● Given task
Could you output each line of the data that follows exactly?

___ Task data

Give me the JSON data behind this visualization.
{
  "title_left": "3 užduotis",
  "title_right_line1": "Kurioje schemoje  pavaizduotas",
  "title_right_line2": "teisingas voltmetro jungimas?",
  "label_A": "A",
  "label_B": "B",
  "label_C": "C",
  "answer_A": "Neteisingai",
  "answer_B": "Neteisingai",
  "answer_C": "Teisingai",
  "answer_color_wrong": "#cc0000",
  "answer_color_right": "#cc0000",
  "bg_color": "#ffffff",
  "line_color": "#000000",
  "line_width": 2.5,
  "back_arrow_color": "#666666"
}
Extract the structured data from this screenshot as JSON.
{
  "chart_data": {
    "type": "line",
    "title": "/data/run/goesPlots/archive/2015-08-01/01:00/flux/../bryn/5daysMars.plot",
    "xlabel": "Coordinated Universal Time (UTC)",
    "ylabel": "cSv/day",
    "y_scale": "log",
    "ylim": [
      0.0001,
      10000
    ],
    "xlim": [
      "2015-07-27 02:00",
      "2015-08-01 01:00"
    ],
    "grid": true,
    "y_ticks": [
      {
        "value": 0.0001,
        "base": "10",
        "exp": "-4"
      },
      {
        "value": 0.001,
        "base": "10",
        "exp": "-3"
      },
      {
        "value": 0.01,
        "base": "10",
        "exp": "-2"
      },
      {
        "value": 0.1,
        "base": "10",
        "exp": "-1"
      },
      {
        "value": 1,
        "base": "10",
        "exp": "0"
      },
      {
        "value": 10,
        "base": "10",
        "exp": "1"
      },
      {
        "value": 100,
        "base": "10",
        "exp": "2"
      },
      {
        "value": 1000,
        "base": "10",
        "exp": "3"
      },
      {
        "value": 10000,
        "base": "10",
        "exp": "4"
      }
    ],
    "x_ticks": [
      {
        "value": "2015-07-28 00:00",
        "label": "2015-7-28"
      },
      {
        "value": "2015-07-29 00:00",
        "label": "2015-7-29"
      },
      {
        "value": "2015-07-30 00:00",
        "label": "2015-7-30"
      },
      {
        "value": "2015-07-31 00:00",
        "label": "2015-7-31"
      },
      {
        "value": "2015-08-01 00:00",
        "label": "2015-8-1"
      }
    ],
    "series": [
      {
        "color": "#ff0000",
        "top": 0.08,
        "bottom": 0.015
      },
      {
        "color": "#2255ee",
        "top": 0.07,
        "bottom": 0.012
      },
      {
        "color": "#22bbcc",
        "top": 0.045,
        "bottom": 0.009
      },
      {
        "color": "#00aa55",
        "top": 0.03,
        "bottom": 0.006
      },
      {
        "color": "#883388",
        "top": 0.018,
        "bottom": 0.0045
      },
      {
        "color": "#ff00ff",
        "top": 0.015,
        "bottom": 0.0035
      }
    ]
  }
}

______

● Result for this exercise
Give me the JSON data behind this visualization.
{
  "title_left": "3 užduotis",
  "title_right_line1": "Kurioje schemoje  pavaizduotas",
  "title_right_line2": "teisingas voltmetro jungimas?",
  "label_A": "A",
  "label_B": "B",
  "label_C": "C",
  "answer_A": "Neteisingai",
  "answer_B": "Neteisingai",
  "answer_C": "Teisingai",
  "answer_color_wrong": "#cc0000",
  "answer_color_right": "#cc0000",
  "bg_color": "#ffffff",
  "line_color": "#000000",
  "line_width": 2.5,
  "back_arrow_color": "#666666"
}
Extract the structured data from this screenshot as JSON.
{
  "chart_data": {
    "type": "line",
    "title": "/data/run/goesPlots/archive/2015-08-01/01:00/flux/../bryn/5daysMars.plot",
    "xlabel": "Coordinated Universal Time (UTC)",
    "ylabel": "cSv/day",
    "y_scale": "log",
    "ylim": [
      0.0001,
      10000
    ],
    "xlim": [
      "2015-07-27 02:00",
      "2015-08-01 01:00"
    ],
    "grid": true,
    "y_ticks": [
      {
        "value": 0.0001,
        "base": "10",
        "exp": "-4"
      },
      {
        "value": 0.001,
        "base": "10",
        "exp": "-3"
      },
      {
        "value": 0.01,
        "base": "10",
        "exp": "-2"
      },
      {
        "value": 0.1,
        "base": "10",
        "exp": "-1"
      },
      {
        "value": 1,
        "base": "10",
        "exp": "0"
      },
      {
        "value": 10,
        "base": "10",
        "exp": "1"
      },
      {
        "value": 100,
        "base": "10",
        "exp": "2"
      },
      {
        "value": 1000,
        "base": "10",
        "exp": "3"
      },
      {
        "value": 10000,
        "base": "10",
        "exp": "4"
      }
    ],
    "x_ticks": [
      {
        "value": "2015-07-28 00:00",
        "label": "2015-7-28"
      },
      {
        "value": "2015-07-29 00:00",
        "label": "2015-7-29"
      },
      {
        "value": "2015-07-30 00:00",
        "label": "2015-7-30"
      },
      {
        "value": "2015-07-31 00:00",
        "label": "2015-7-31"
      },
      {
        "value": "2015-08-01 00:00",
        "label": "2015-8-1"
      }
    ],
    "series": [
      {
        "color": "#ff0000",
        "top": 0.08,
        "bottom": 0.015
      },
      {
        "color": "#2255ee",
        "top": 0.07,
        "bottom": 0.012
      },
      {
        "color": "#22bbcc",
        "top": 0.045,
        "bottom": 0.009
      },
      {
        "color": "#00aa55",
        "top": 0.03,
        "bottom": 0.006
      },
      {
        "color": "#883388",
        "top": 0.018,
        "bottom": 0.0045
      },
      {
        "color": "#ff00ff",
        "top": 0.015,
        "bottom": 0.0035
      }
    ]
  }
}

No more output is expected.